--- Data entries ---

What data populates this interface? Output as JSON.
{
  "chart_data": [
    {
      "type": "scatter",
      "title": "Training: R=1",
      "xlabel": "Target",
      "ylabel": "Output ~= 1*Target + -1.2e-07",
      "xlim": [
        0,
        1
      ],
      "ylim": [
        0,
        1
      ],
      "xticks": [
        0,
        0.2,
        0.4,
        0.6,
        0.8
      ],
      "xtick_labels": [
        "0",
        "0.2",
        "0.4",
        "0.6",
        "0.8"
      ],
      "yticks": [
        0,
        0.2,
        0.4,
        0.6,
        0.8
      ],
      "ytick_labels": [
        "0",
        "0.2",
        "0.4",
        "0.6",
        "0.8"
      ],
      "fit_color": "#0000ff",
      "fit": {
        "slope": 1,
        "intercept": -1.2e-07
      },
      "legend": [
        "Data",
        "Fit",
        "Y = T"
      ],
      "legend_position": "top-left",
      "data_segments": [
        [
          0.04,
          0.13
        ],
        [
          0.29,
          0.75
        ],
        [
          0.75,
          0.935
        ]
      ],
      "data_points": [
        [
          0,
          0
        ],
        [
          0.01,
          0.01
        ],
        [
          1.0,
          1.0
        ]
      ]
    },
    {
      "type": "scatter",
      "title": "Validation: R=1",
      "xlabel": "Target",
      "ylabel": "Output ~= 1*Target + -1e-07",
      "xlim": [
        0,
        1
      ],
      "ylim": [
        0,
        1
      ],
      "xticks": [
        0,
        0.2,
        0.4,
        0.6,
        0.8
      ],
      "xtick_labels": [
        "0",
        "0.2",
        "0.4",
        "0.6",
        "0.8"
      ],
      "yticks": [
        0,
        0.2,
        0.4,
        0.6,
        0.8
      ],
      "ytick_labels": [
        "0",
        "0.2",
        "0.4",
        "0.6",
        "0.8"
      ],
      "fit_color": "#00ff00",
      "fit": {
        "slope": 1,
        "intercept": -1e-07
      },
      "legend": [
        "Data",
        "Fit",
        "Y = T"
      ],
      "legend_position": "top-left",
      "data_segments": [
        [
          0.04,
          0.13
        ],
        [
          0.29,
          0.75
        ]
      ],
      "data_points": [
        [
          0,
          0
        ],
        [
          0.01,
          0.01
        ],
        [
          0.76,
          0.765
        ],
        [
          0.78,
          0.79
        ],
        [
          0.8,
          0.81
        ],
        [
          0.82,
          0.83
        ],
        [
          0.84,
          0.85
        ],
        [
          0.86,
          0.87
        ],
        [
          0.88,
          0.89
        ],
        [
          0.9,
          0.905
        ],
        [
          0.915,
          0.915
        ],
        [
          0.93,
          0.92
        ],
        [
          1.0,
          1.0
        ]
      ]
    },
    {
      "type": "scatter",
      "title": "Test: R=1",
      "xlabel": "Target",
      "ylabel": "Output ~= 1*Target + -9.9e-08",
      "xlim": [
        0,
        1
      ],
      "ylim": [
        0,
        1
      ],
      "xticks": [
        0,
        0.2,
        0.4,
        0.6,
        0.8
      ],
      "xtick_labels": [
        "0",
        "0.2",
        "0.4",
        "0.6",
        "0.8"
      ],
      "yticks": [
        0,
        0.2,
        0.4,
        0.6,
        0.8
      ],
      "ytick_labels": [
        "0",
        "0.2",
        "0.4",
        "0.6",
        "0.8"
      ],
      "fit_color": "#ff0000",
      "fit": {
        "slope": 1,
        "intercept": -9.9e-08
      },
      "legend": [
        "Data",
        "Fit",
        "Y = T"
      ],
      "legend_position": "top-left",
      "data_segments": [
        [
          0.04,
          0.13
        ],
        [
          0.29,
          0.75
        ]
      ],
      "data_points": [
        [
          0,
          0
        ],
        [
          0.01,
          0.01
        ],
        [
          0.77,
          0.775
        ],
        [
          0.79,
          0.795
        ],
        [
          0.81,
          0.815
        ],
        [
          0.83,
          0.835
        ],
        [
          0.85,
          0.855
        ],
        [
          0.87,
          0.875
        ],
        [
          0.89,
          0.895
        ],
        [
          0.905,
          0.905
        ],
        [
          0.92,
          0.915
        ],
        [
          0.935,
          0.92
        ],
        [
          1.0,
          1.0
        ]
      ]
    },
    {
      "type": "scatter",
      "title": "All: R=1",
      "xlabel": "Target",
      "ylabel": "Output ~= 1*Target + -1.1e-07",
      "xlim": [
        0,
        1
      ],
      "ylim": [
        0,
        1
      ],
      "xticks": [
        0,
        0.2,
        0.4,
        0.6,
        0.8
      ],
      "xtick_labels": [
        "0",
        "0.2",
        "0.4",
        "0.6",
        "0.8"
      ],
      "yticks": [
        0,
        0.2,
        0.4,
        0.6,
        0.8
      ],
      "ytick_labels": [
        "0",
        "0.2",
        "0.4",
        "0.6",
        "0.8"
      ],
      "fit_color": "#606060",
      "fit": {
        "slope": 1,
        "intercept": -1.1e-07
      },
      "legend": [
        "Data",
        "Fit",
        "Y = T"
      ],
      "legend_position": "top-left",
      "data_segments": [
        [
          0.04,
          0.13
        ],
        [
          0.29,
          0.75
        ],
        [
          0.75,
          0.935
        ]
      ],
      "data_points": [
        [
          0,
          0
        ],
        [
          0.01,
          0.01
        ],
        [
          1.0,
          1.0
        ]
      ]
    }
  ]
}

---

- [What needs to be done]:
Pull out all lines containing the word "title" from the entries above.

- [Solution below]:
      "title": "Training: R=1",
      "title": "Validation: R=1",
      "title": "Test: R=1",
      "title": "All: R=1",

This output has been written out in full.